** Data to use **
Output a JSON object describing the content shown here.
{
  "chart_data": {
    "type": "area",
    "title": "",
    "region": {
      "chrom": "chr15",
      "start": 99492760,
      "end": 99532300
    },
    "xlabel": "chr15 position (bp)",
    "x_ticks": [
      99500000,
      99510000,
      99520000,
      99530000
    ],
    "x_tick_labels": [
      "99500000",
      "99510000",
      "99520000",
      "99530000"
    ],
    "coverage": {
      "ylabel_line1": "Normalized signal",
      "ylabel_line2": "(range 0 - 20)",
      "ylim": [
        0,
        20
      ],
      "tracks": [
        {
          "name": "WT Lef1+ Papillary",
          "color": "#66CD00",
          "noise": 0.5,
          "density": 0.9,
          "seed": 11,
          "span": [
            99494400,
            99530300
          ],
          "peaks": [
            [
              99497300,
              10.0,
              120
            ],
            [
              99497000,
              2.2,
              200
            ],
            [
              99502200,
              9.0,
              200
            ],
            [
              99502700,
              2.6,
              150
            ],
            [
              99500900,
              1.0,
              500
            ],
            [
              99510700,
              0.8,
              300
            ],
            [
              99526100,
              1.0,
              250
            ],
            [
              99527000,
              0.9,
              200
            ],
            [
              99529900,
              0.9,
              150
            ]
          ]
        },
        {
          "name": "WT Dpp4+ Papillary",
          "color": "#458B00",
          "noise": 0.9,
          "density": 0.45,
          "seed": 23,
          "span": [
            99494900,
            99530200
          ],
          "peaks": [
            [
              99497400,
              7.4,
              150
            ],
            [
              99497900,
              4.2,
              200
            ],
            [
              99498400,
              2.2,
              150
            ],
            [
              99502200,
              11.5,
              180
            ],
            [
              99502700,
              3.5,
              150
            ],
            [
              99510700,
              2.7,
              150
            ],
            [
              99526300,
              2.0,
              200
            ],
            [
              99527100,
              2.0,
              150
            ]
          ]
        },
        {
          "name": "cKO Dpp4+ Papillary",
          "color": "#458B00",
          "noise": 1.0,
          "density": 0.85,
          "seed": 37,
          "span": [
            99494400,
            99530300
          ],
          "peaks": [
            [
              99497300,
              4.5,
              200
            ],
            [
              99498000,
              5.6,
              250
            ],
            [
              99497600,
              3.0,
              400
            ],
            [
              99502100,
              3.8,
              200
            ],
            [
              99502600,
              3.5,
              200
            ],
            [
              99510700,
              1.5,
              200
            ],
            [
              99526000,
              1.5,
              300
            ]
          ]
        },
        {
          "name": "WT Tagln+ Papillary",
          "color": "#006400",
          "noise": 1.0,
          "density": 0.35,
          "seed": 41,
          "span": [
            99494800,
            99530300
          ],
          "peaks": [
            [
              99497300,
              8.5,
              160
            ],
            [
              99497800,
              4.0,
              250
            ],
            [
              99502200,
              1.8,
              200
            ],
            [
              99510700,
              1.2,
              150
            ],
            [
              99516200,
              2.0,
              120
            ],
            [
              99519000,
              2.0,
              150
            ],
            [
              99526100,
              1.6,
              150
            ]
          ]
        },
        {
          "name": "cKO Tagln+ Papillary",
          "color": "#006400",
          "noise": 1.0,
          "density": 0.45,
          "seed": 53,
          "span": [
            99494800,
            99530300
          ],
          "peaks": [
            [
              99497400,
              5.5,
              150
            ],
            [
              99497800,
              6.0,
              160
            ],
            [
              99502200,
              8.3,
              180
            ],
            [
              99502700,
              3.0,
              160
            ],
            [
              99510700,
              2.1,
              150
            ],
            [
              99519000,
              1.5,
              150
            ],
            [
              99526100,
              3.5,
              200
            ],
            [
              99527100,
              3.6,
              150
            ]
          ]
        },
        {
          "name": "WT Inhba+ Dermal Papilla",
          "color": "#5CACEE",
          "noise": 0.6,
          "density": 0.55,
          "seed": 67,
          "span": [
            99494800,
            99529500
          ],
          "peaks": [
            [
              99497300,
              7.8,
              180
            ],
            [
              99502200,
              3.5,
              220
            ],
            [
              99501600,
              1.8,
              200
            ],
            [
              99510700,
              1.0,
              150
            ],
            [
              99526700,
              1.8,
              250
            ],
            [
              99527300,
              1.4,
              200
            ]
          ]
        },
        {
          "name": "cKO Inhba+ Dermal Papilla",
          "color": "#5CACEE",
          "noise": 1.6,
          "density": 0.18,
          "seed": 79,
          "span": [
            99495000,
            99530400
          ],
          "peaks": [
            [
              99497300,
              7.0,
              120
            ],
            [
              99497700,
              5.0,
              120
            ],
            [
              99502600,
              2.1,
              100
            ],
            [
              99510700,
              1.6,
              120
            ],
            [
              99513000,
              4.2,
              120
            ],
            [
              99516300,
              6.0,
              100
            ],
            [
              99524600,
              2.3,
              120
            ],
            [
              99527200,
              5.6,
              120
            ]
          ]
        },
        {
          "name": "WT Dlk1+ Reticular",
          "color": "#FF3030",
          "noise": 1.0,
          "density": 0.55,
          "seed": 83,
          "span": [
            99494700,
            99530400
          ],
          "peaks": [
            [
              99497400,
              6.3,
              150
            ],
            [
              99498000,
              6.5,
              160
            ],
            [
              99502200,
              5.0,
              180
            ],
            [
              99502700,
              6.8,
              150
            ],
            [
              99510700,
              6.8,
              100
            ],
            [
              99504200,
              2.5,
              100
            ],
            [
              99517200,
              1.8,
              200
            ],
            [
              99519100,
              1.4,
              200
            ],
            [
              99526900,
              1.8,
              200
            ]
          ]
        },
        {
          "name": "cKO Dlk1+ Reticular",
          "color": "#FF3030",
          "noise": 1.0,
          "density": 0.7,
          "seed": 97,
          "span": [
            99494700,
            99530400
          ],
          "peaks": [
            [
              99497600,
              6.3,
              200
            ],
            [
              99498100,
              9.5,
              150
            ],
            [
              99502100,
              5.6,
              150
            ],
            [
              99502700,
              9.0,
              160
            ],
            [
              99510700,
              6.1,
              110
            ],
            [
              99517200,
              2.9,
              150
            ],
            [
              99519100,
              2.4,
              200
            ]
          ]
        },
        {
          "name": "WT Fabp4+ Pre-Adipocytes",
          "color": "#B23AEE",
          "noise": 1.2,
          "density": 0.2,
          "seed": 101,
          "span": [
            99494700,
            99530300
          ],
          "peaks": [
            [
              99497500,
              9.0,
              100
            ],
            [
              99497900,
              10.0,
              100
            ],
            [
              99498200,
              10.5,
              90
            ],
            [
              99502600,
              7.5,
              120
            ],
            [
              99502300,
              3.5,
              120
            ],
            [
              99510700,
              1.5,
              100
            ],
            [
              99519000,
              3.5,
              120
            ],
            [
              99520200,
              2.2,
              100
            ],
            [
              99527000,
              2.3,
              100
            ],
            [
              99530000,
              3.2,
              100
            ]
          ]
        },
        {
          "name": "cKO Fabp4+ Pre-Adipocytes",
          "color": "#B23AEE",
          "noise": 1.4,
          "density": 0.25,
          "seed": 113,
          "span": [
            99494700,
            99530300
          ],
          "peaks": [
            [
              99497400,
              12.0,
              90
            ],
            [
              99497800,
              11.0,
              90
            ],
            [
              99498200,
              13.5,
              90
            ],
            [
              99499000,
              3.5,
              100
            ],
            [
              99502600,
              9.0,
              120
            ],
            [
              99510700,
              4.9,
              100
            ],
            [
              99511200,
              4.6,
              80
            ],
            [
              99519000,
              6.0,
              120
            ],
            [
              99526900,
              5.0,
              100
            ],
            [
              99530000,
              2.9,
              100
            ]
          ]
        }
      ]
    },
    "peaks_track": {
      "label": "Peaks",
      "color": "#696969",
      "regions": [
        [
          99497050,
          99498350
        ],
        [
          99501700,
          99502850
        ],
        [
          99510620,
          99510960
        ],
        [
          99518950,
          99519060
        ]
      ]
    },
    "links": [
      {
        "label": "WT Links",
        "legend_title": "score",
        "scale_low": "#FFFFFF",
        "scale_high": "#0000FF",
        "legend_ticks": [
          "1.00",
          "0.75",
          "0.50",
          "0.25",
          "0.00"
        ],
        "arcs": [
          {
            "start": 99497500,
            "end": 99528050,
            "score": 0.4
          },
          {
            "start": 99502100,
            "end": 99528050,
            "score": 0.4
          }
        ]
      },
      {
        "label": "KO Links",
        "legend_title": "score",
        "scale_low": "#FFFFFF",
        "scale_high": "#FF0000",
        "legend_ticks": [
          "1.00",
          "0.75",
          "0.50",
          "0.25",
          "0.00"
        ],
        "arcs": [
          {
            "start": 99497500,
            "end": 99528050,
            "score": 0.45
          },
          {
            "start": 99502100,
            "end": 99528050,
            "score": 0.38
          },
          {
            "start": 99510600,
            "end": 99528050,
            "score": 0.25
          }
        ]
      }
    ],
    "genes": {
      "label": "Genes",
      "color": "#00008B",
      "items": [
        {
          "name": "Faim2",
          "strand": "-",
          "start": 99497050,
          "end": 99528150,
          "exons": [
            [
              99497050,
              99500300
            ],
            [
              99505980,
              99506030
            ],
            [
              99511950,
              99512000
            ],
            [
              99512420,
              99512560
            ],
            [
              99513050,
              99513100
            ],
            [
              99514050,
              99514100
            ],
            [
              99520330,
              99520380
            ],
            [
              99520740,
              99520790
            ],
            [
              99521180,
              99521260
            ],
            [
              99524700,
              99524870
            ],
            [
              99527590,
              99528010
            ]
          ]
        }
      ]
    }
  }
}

** Task details **
Among the records above, determine how many lines contain "density", then report the number only.

** Task answer **
11